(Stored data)

--- Start ---

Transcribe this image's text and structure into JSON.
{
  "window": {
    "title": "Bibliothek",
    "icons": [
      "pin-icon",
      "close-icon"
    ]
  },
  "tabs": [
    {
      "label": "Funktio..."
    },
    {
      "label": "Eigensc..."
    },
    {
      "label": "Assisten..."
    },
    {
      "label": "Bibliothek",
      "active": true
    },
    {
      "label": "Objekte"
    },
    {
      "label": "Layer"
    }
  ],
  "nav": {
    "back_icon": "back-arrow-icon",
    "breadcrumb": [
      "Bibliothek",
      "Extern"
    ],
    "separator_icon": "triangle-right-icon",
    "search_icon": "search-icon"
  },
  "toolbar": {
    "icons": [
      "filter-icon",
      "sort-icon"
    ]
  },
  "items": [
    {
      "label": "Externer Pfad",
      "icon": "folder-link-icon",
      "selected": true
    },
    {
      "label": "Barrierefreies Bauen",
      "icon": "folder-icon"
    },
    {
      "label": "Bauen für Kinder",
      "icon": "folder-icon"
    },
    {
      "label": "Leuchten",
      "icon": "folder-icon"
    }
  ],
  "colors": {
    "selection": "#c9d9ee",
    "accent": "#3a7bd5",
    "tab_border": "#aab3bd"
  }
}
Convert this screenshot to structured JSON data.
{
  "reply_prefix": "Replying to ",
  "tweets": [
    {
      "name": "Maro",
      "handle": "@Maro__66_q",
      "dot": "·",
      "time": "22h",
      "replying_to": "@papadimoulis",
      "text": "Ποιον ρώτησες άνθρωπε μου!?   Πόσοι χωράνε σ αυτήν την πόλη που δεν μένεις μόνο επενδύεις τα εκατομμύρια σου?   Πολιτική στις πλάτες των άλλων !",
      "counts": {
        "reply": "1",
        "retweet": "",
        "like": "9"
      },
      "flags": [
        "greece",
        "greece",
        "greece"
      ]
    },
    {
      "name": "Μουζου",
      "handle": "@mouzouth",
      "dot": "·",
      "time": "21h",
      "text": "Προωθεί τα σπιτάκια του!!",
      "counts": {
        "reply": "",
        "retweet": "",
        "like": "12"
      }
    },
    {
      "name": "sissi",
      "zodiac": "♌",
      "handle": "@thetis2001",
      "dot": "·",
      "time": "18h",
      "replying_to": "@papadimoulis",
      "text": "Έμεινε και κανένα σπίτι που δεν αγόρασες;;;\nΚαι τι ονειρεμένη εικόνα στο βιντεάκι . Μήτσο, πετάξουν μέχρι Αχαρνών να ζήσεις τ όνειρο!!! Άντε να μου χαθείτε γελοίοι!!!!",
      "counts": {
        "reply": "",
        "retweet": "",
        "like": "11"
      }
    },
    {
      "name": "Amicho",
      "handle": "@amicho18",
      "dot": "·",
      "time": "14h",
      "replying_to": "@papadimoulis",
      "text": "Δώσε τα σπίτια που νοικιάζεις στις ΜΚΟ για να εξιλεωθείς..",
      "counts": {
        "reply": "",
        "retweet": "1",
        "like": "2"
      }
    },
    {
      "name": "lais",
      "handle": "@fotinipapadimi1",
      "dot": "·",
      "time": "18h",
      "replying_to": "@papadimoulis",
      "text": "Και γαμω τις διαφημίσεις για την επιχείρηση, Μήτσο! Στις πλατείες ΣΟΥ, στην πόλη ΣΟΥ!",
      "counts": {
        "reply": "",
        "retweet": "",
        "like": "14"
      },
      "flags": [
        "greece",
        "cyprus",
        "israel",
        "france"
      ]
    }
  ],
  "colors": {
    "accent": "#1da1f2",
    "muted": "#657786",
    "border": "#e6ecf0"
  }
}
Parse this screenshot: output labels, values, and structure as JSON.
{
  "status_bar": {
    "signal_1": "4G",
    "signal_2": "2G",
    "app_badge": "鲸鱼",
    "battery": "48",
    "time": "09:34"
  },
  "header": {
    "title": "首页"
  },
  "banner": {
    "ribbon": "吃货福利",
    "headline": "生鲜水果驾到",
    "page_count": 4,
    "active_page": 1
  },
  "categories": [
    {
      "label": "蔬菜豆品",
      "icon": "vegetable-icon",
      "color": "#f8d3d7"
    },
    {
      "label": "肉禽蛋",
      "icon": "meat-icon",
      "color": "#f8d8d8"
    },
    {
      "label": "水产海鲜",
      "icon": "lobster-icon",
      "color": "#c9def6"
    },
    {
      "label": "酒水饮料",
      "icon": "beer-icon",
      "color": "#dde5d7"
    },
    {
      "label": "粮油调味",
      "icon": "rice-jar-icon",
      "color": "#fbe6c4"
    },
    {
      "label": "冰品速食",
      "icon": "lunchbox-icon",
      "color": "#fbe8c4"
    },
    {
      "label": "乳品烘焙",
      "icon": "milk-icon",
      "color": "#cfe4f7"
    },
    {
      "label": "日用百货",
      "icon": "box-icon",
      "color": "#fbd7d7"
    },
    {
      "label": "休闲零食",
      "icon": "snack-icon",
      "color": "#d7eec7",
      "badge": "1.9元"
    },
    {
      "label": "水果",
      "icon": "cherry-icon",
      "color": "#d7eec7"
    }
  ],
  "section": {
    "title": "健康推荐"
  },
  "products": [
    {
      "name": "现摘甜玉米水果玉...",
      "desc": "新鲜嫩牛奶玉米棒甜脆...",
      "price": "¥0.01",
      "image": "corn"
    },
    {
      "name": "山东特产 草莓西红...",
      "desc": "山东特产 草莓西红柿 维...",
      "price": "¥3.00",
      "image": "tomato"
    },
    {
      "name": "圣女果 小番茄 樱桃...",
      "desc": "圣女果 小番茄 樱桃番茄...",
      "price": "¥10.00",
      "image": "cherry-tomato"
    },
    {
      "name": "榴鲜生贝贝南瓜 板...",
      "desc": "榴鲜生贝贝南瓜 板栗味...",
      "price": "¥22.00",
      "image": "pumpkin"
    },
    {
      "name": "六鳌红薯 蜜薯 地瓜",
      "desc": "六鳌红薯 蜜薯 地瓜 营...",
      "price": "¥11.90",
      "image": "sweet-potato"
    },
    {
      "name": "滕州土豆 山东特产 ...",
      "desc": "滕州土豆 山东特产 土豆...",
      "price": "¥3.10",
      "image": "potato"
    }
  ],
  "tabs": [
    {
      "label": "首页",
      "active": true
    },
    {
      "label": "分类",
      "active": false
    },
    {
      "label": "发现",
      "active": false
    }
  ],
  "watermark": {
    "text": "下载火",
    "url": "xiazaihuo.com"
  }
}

--- End ---

_Problem details_.
Show the data once more, exactly as it was written.

_Answer in full_.
Transcribe this image's text and structure into JSON.
{
  "window": {
    "title": "Bibliothek",
    "icons": [
      "pin-icon",
      "close-icon"
    ]
  },
  "tabs": [
    {
      "label": "Funktio..."
    },
    {
      "label": "Eigensc..."
    },
    {
      "label": "Assisten..."
    },
    {
      "label": "Bibliothek",
      "active": true
    },
    {
      "label": "Objekte"
    },
    {
      "label": "Layer"
    }
  ],
  "nav": {
    "back_icon": "back-arrow-icon",
    "breadcrumb": [
      "Bibliothek",
      "Extern"
    ],
    "separator_icon": "triangle-right-icon",
    "search_icon": "search-icon"
  },
  "toolbar": {
    "icons": [
      "filter-icon",
      "sort-icon"
    ]
  },
  "items": [
    {
      "label": "Externer Pfad",
      "icon": "folder-link-icon",
      "selected": true
    },
    {
      "label": "Barrierefreies Bauen",
      "icon": "folder-icon"
    },
    {
      "label": "Bauen für Kinder",
      "icon": "folder-icon"
    },
    {
      "label": "Leuchten",
      "icon": "folder-icon"
    }
  ],
  "colors": {
    "selection": "#c9d9ee",
    "accent": "#3a7bd5",
    "tab_border": "#aab3bd"
  }
}
Convert this screenshot to structured JSON data.
{
  "reply_prefix": "Replying to ",
  "tweets": [
    {
      "name": "Maro",
      "handle": "@Maro__66_q",
      "dot": "·",
      "time": "22h",
      "replying_to": "@papadimoulis",
      "text": "Ποιον ρώτησες άνθρωπε μου!?   Πόσοι χωράνε σ αυτήν την πόλη που δεν μένεις μόνο επενδύεις τα εκατομμύρια σου?   Πολιτική στις πλάτες των άλλων !",
      "counts": {
        "reply": "1",
        "retweet": "",
        "like": "9"
      },
      "flags": [
        "greece",
        "greece",
        "greece"
      ]
    },
    {
      "name": "Μουζου",
      "handle": "@mouzouth",
      "dot": "·",
      "time": "21h",
      "text": "Προωθεί τα σπιτάκια του!!",
      "counts": {
        "reply": "",
        "retweet": "",
        "like": "12"
      }
    },
    {
      "name": "sissi",
      "zodiac": "♌",
      "handle": "@thetis2001",
      "dot": "·",
      "time": "18h",
      "replying_to": "@papadimoulis",
      "text": "Έμεινε και κανένα σπίτι που δεν αγόρασες;;;\nΚαι τι ονειρεμένη εικόνα στο βιντεάκι . Μήτσο, πετάξουν μέχρι Αχαρνών να ζήσεις τ όνειρο!!! Άντε να μου χαθείτε γελοίοι!!!!",
      "counts": {
        "reply": "",
        "retweet": "",
        "like": "11"
      }
    },
    {
      "name": "Amicho",
      "handle": "@amicho18",
      "dot": "·",
      "time": "14h",
      "replying_to": "@papadimoulis",
      "text": "Δώσε τα σπίτια που νοικιάζεις στις ΜΚΟ για να εξιλεωθείς..",
      "counts": {
        "reply": "",
        "retweet": "1",
        "like": "2"
      }
    },
    {
      "name": "lais",
      "handle": "@fotinipapadimi1",
      "dot": "·",
      "time": "18h",
      "replying_to": "@papadimoulis",
      "text": "Και γαμω τις διαφημίσεις για την επιχείρηση, Μήτσο! Στις πλατείες ΣΟΥ, στην πόλη ΣΟΥ!",
      "counts": {
        "reply": "",
        "retweet": "",
        "like": "14"
      },
      "flags": [
        "greece",
        "cyprus",
        "israel",
        "france"
      ]
    }
  ],
  "colors": {
    "accent": "#1da1f2",
    "muted": "#657786",
    "border": "#e6ecf0"
  }
}
Parse this screenshot: output labels, values, and structure as JSON.
{
  "status_bar": {
    "signal_1": "4G",
    "signal_2": "2G",
    "app_badge": "鲸鱼",
    "battery": "48",
    "time": "09:34"
  },
  "header": {
    "title": "首页"
  },
  "banner": {
    "ribbon": "吃货福利",
    "headline": "生鲜水果驾到",
    "page_count": 4,
    "active_page": 1
  },
  "categories": [
    {
      "label": "蔬菜豆品",
      "icon": "vegetable-icon",
      "color": "#f8d3d7"
    },
    {
      "label": "肉禽蛋",
      "icon": "meat-icon",
      "color": "#f8d8d8"
    },
    {
      "label": "水产海鲜",
      "icon": "lobster-icon",
      "color": "#c9def6"
    },
    {
      "label": "酒水饮料",
      "icon": "beer-icon",
      "color": "#dde5d7"
    },
    {
      "label": "粮油调味",
      "icon": "rice-jar-icon",
      "color": "#fbe6c4"
    },
    {
      "label": "冰品速食",
      "icon": "lunchbox-icon",
      "color": "#fbe8c4"
    },
    {
      "label": "乳品烘焙",
      "icon": "milk-icon",
      "color": "#cfe4f7"
    },
    {
      "label": "日用百货",
      "icon": "box-icon",
      "color": "#fbd7d7"
    },
    {
      "label": "休闲零食",
      "icon": "snack-icon",
      "color": "#d7eec7",
      "badge": "1.9元"
    },
    {
      "label": "水果",
      "icon": "cherry-icon",
      "color": "#d7eec7"
    }
  ],
  "section": {
    "title": "健康推荐"
  },
  "products": [
    {
      "name": "现摘甜玉米水果玉...",
      "desc": "新鲜嫩牛奶玉米棒甜脆...",
      "price": "¥0.01",
      "image": "corn"
    },
    {
      "name": "山东特产 草莓西红...",
      "desc": "山东特产 草莓西红柿 维...",
      "price": "¥3.00",
      "image": "tomato"
    },
    {
      "name": "圣女果 小番茄 樱桃...",
      "desc": "圣女果 小番茄 樱桃番茄...",
      "price": "¥10.00",
      "image": "cherry-tomato"
    },
    {
      "name": "榴鲜生贝贝南瓜 板...",
      "desc": "榴鲜生贝贝南瓜 板栗味...",
      "price": "¥22.00",
      "image": "pumpkin"
    },
    {
      "name": "六鳌红薯 蜜薯 地瓜",
      "desc": "六鳌红薯 蜜薯 地瓜 营...",
      "price": "¥11.90",
      "image": "sweet-potato"
    },
    {
      "name": "滕州土豆 山东特产 ...",
      "desc": "滕州土豆 山东特产 土豆...",
      "price": "¥3.10",
      "image": "potato"
    }
  ],
  "tabs": [
    {
      "label": "首页",
      "active": true
    },
    {
      "label": "分类",
      "active": false
    },
    {
      "label": "发现",
      "active": false
    }
  ],
  "watermark": {
    "text": "下载火",
    "url": "xiazaihuo.com"
  }
}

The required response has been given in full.